## EXERCISE DETAILS
Your task is to give the data again, exactly, with every line intact.

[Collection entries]
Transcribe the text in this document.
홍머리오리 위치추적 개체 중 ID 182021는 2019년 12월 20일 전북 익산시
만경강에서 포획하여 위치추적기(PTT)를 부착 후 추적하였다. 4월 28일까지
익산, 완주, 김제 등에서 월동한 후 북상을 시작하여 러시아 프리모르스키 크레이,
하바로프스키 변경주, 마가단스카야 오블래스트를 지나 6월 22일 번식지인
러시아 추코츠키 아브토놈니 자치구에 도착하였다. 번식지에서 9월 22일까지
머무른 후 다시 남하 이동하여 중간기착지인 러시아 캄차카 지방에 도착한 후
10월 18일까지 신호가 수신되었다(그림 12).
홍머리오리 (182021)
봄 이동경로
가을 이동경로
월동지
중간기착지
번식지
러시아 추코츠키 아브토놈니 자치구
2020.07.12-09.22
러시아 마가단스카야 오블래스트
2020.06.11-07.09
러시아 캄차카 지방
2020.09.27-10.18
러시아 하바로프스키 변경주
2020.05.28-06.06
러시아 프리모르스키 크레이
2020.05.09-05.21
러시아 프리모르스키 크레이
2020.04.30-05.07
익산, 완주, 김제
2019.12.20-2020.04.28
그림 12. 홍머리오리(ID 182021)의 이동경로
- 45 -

## WRITTEN RESPONSE
Transcribe the text in this document.
홍머리오리 위치추적 개체 중 ID 182021는 2019년 12월 20일 전북 익산시
만경강에서 포획하여 위치추적기(PTT)를 부착 후 추적하였다. 4월 28일까지
익산, 완주, 김제 등에서 월동한 후 북상을 시작하여 러시아 프리모르스키 크레이,
하바로프스키 변경주, 마가단스카야 오블래스트를 지나 6월 22일 번식지인
러시아 추코츠키 아브토놈니 자치구에 도착하였다. 번식지에서 9월 22일까지
머무른 후 다시 남하 이동하여 중간기착지인 러시아 캄차카 지방에 도착한 후
10월 18일까지 신호가 수신되었다(그림 12).
홍머리오리 (182021)
봄 이동경로
가을 이동경로
월동지
중간기착지
번식지
러시아 추코츠키 아브토놈니 자치구
2020.07.12-09.22
러시아 마가단스카야 오블래스트
2020.06.11-07.09
러시아 캄차카 지방
2020.09.27-10.18
러시아 하바로프스키 변경주
2020.05.28-06.06
러시아 프리모르스키 크레이
2020.05.09-05.21
러시아 프리모르스키 크레이
2020.04.30-05.07
익산, 완주, 김제
2019.12.20-2020.04.28
그림 12. 홍머리오리(ID 182021)의 이동경로
- 45 -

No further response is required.